+++ Supplied data +++

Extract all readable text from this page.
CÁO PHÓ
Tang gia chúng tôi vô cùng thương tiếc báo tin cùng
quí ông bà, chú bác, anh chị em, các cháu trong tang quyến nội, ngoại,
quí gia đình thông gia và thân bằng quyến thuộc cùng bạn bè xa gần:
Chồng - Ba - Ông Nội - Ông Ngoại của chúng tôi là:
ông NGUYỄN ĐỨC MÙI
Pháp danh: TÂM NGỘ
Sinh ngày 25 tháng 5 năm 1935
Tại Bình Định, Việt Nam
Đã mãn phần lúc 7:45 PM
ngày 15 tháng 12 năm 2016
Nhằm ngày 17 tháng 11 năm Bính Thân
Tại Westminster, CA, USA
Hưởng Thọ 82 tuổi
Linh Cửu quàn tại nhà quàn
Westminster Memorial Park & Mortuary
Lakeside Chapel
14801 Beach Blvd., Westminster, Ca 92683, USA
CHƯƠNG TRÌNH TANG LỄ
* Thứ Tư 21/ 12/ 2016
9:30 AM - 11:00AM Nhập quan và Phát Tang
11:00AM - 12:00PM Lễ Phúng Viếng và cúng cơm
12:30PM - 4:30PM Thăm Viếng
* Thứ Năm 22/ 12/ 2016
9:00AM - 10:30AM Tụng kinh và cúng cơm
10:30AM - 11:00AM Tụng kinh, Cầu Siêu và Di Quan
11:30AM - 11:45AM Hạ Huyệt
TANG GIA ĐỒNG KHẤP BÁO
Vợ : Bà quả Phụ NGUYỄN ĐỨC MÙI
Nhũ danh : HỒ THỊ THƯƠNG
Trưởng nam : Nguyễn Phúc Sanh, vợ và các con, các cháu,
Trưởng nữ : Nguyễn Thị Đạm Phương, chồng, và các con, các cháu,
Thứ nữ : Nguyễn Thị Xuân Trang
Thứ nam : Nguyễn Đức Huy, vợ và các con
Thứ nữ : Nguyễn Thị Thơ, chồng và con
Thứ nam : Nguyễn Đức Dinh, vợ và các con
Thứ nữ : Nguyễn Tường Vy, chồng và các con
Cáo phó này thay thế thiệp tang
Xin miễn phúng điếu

+++

## The request
All of the entries above need to be reproduced exactly.

## Solution to the problem
Extract all readable text from this page.
CÁO PHÓ
Tang gia chúng tôi vô cùng thương tiếc báo tin cùng
quí ông bà, chú bác, anh chị em, các cháu trong tang quyến nội, ngoại,
quí gia đình thông gia và thân bằng quyến thuộc cùng bạn bè xa gần:
Chồng - Ba - Ông Nội - Ông Ngoại của chúng tôi là:
ông NGUYỄN ĐỨC MÙI
Pháp danh: TÂM NGỘ
Sinh ngày 25 tháng 5 năm 1935
Tại Bình Định, Việt Nam
Đã mãn phần lúc 7:45 PM
ngày 15 tháng 12 năm 2016
Nhằm ngày 17 tháng 11 năm Bính Thân
Tại Westminster, CA, USA
Hưởng Thọ 82 tuổi
Linh Cửu quàn tại nhà quàn
Westminster Memorial Park & Mortuary
Lakeside Chapel
14801 Beach Blvd., Westminster, Ca 92683, USA
CHƯƠNG TRÌNH TANG LỄ
* Thứ Tư 21/ 12/ 2016
9:30 AM - 11:00AM Nhập quan và Phát Tang
11:00AM - 12:00PM Lễ Phúng Viếng và cúng cơm
12:30PM - 4:30PM Thăm Viếng
* Thứ Năm 22/ 12/ 2016
9:00AM - 10:30AM Tụng kinh và cúng cơm
10:30AM - 11:00AM Tụng kinh, Cầu Siêu và Di Quan
11:30AM - 11:45AM Hạ Huyệt
TANG GIA ĐỒNG KHẤP BÁO
Vợ : Bà quả Phụ NGUYỄN ĐỨC MÙI
Nhũ danh : HỒ THỊ THƯƠNG
Trưởng nam : Nguyễn Phúc Sanh, vợ và các con, các cháu,
Trưởng nữ : Nguyễn Thị Đạm Phương, chồng, và các con, các cháu,
Thứ nữ : Nguyễn Thị Xuân Trang
Thứ nam : Nguyễn Đức Huy, vợ và các con
Thứ nữ : Nguyễn Thị Thơ, chồng và con
Thứ nam : Nguyễn Đức Dinh, vợ và các con
Thứ nữ : Nguyễn Tường Vy, chồng và các con
Cáo phó này thay thế thiệp tang
Xin miễn phúng điếu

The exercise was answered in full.